- _Problem requirements_:
Find all the lines with "space" and gather them.

- _Dataset entries_:
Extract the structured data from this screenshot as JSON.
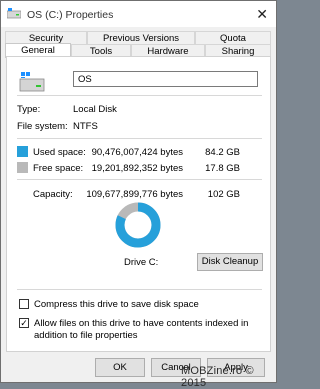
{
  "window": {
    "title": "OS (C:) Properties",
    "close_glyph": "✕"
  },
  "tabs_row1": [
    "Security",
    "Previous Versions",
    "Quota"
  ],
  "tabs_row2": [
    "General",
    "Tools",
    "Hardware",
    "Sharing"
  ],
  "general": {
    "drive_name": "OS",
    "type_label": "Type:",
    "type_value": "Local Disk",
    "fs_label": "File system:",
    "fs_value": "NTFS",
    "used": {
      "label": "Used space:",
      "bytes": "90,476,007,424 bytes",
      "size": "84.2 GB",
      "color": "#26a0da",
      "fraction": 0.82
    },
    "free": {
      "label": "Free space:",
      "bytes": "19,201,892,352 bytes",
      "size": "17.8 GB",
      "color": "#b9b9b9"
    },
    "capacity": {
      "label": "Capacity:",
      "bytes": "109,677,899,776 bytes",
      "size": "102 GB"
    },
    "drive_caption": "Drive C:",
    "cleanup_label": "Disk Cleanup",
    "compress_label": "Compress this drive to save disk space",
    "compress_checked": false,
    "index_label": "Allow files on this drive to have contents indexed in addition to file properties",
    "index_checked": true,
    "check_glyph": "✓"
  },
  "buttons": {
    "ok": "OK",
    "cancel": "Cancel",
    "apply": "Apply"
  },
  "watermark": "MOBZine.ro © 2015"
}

==

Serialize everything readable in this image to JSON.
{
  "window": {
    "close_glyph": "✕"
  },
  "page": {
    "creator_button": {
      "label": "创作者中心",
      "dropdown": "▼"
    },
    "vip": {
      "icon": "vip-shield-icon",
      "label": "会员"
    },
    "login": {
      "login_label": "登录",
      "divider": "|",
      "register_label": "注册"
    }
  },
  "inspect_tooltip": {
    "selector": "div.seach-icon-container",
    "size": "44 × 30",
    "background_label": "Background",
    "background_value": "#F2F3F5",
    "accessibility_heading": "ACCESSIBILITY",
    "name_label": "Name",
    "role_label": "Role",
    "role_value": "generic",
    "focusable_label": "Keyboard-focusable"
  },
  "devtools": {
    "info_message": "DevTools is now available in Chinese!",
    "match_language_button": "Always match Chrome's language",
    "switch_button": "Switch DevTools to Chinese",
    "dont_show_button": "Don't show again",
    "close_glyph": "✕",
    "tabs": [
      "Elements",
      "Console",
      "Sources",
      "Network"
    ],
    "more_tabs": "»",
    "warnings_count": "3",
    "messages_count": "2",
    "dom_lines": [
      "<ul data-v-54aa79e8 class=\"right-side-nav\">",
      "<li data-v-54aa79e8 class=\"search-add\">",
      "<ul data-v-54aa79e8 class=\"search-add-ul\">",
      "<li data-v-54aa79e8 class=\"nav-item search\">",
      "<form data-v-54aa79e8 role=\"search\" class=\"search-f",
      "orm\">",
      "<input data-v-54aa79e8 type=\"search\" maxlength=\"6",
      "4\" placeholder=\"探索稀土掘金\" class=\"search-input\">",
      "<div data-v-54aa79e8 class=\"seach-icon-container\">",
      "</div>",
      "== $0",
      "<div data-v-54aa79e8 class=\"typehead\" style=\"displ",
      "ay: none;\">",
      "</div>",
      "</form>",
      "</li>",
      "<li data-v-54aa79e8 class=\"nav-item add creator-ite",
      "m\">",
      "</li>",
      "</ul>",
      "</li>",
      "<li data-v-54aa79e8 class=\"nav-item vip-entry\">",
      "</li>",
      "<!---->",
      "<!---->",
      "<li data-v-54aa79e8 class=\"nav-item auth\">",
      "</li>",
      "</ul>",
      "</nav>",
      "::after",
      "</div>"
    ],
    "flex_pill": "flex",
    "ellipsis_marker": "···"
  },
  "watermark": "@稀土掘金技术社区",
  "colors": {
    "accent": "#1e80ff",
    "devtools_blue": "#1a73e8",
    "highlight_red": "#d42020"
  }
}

- _Solved exercise_:
      "label": "Used space:",
      "label": "Free space:",
    "compress_label": "Compress this drive to save disk space",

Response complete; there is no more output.